** START OF RECORDS TO PROCESS **
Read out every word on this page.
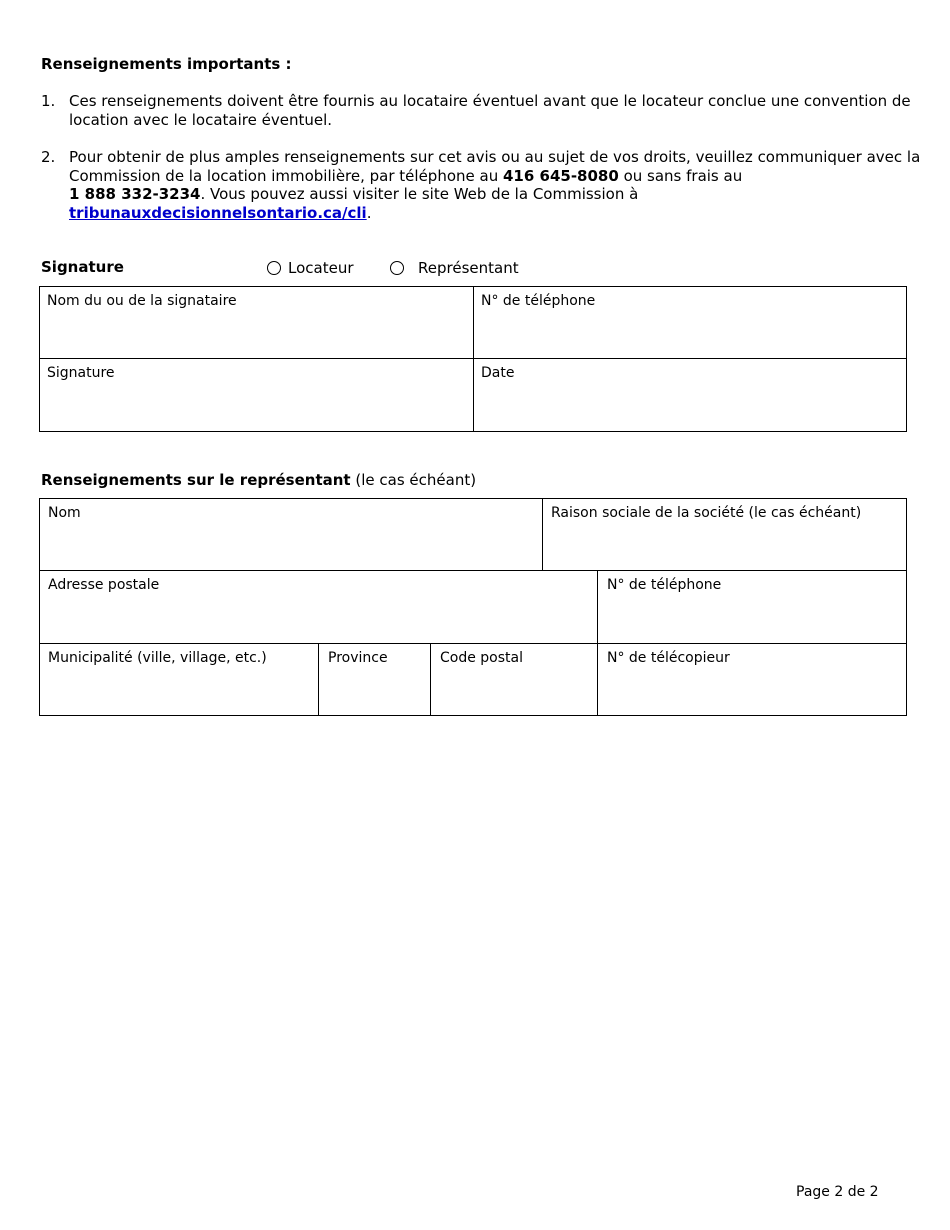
Renseignements importants :
1. Ces renseignements doivent être fournis au locataire éventuel avant que le locateur conclue une convention de location avec le locataire éventuel.
2. Pour obtenir de plus amples renseignements sur cet avis ou au sujet de vos droits, veuillez communiquer avec la Commission de la location immobilière, par téléphone au 416 645-8080 ou sans frais au
1 888 332-3234. Vous pouvez aussi visiter le site Web de la Commission à
tribunauxdecisionnelsontario.ca/cli.
Signature	Locateur	Représentant
Nom du ou de la signataire	N° de téléphone
Signature	Date
Renseignements sur le représentant (le cas échéant)
Nom	Raison sociale de la société (le cas échéant)
Adresse postale	N° de téléphone
Municipalité (ville, village, etc.)	Province	Code postal	N° de télécopieur
Page 2 de 2
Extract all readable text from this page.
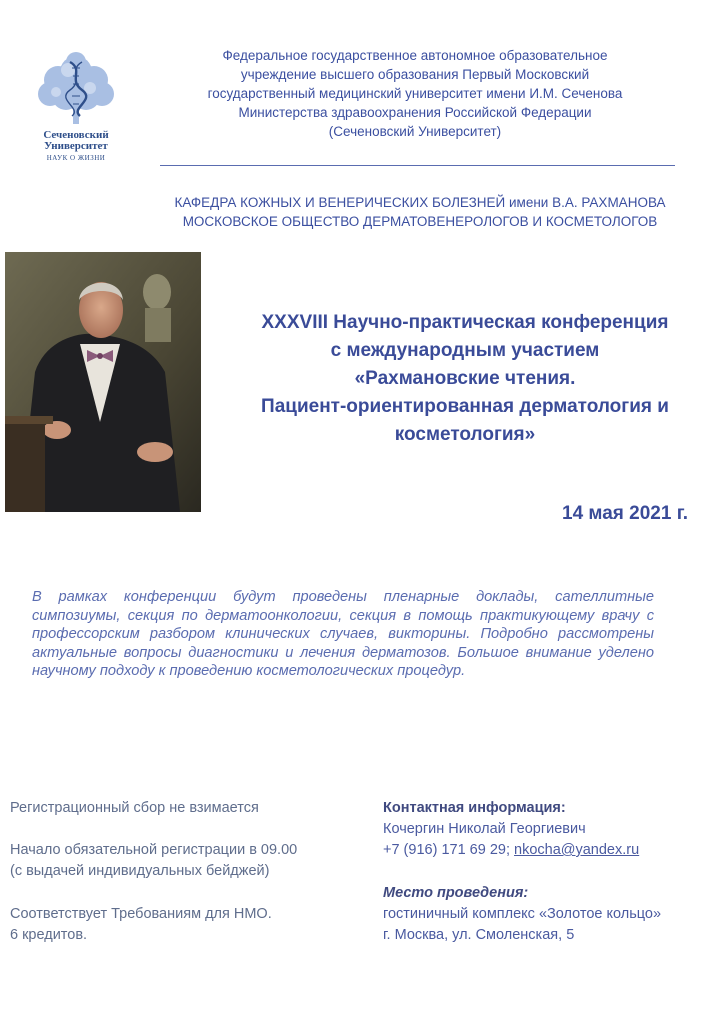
Сеченовский
Университет
НАУК О ЖИЗНИ
Федеральное государственное автономное образовательное
учреждение высшего образования Первый Московский
государственный медицинский университет имени И.М. Сеченова
Министерства здравоохранения Российской Федерации
(Сеченовский Университет)
КАФЕДРА КОЖНЫХ И ВЕНЕРИЧЕСКИХ БОЛЕЗНЕЙ имени В.А. РАХМАНОВА
МОСКОВСКОЕ ОБЩЕСТВО ДЕРМАТОВЕНЕРОЛОГОВ И КОСМЕТОЛОГОВ
XXXVIII Научно-практическая конференция
с международным участием
«Рахмановские чтения.
Пациент-ориентированная дерматология и
косметология»
14 мая 2021 г.
В рамках конференции будут проведены пленарные доклады, сателлитные симпозиумы, секция по дерматоонкологии, секция в помощь практикующему врачу с профессорским разбором клинических случаев, викторины. Подробно рассмотрены актуальные вопросы диагностики и лечения дерматозов. Большое внимание уделено научному подходу к проведению косметологических процедур.
Регистрационный сбор не взимается
Начало обязательной регистрации в 09.00
(с выдачей индивидуальных бейджей)
Соответствует Требованиям для НМО.
6 кредитов.
Контактная информация:
Кочергин Николай Георгиевич
+7 (916) 171 69 29; nkocha@yandex.ru
Место проведения:
гостиничный комплекс «Золотое кольцо»
г. Москва, ул. Смоленская, 5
** END OF RECORDS TO PROCESS **
**TASK INSTRUCTIONS:** Copy all the lines above that hold the string "location".

**SOLVED EXERCISE:**
1. Ces renseignements doivent être fournis au locataire éventuel avant que le locateur conclue une convention de location avec le locataire éventuel.
2. Pour obtenir de plus amples renseignements sur cet avis ou au sujet de vos droits, veuillez communiquer avec la Commission de la location immobilière, par téléphone au 416 645-8080 ou sans frais au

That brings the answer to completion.